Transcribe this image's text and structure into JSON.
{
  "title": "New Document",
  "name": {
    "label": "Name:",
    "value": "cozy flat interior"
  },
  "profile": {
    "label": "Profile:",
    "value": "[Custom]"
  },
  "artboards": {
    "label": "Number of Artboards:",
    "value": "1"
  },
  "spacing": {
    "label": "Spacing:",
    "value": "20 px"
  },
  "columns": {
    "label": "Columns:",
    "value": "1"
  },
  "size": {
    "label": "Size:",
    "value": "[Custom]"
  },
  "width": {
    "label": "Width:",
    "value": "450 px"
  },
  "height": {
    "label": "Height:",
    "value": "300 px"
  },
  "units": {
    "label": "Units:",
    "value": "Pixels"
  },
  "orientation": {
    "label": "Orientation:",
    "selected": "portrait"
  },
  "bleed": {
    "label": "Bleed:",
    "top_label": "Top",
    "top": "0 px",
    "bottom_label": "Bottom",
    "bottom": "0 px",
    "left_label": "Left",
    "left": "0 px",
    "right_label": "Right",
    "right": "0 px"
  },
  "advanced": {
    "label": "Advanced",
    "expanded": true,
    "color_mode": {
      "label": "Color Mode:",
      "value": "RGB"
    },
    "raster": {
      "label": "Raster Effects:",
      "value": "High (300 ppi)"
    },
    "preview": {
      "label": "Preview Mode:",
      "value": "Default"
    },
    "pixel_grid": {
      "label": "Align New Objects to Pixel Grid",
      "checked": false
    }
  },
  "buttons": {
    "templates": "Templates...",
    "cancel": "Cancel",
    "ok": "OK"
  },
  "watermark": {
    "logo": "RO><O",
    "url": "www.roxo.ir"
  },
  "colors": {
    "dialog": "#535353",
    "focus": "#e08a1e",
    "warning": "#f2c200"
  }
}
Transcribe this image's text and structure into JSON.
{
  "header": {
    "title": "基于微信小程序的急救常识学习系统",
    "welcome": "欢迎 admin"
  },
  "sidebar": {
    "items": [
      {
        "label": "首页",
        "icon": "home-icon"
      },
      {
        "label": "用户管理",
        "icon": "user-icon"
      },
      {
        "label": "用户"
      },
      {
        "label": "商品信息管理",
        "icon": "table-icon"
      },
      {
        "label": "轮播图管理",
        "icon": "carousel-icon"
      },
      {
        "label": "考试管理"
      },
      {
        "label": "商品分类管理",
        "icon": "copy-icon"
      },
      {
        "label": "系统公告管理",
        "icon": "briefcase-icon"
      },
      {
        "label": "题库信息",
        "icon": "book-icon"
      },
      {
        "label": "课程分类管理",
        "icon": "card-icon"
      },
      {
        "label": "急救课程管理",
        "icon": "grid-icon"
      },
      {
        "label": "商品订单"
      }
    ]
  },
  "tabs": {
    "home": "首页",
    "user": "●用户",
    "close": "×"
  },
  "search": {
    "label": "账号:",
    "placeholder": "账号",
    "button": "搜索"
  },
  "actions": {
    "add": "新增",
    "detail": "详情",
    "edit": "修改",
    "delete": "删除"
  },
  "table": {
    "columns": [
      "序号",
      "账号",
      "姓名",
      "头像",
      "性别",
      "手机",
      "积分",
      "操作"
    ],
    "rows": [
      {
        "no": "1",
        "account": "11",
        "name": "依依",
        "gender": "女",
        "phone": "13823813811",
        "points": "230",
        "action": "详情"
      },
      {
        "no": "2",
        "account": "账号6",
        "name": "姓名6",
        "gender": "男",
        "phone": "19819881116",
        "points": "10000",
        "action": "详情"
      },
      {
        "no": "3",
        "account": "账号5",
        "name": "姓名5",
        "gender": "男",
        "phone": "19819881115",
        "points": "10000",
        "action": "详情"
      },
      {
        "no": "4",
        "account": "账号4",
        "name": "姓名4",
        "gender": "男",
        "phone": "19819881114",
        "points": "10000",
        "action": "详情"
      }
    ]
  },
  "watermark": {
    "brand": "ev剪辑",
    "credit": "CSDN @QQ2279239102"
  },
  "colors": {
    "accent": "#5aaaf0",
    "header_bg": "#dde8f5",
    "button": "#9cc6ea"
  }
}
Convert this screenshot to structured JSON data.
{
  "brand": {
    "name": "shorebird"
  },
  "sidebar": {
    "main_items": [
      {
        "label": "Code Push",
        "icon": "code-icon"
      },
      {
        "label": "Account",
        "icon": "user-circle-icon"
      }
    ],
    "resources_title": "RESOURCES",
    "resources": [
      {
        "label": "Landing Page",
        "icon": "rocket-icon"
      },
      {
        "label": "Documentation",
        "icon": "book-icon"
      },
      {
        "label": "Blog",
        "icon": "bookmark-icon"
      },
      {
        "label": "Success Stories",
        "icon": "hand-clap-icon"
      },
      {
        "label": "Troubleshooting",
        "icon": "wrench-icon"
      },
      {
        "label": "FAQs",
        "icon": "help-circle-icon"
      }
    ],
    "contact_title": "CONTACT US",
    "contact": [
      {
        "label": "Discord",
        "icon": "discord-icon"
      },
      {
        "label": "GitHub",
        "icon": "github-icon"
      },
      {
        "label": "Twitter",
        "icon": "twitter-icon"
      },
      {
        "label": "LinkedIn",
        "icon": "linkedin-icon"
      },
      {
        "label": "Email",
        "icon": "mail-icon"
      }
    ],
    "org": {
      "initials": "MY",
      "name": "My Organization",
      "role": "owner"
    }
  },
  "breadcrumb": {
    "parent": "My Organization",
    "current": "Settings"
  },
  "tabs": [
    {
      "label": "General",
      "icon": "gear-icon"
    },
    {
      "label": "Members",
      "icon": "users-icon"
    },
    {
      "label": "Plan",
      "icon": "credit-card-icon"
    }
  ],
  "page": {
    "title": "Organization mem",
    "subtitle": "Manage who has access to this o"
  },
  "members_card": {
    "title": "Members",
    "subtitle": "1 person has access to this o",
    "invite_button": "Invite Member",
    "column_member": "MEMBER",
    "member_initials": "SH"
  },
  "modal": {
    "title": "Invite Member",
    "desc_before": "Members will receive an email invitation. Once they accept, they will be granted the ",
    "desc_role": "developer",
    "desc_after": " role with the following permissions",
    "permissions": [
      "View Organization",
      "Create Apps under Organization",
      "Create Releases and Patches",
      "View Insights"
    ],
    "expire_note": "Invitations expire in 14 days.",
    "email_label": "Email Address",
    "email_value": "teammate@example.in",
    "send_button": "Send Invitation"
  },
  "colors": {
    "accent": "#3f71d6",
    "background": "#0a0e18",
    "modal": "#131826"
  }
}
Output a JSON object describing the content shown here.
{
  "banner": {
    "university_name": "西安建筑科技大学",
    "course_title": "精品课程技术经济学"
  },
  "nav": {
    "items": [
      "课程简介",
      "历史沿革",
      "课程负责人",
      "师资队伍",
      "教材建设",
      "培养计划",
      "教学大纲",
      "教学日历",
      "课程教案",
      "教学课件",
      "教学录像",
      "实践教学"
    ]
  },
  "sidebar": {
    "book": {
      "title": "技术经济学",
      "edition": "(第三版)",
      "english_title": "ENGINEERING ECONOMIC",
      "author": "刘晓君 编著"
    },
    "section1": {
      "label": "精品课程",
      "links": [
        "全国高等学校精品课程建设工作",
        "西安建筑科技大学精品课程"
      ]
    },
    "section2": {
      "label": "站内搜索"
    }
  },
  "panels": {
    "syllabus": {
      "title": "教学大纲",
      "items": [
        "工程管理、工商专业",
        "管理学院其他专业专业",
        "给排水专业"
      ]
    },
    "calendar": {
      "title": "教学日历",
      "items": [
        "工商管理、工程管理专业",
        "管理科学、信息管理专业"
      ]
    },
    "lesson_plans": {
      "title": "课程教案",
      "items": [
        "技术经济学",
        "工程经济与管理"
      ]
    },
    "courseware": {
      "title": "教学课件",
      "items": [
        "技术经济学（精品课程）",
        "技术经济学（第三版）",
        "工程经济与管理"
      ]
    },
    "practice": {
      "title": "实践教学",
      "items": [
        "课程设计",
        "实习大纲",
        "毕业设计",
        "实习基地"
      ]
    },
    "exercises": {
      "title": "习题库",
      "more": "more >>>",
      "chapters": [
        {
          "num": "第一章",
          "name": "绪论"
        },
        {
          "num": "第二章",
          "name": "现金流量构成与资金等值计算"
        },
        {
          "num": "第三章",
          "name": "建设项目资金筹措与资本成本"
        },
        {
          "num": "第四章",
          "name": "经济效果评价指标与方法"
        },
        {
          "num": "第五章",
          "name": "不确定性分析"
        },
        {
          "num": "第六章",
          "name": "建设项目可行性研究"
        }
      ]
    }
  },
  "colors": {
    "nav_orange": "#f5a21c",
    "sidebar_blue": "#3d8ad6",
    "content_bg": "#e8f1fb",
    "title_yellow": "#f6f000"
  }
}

++++++

■ Required task
Check each line of the records for "subtitle" and copy the ones that contain it.

■ Answer to this problem
    "subtitle": "Manage who has access to this o"
    "subtitle": "1 person has access to this o",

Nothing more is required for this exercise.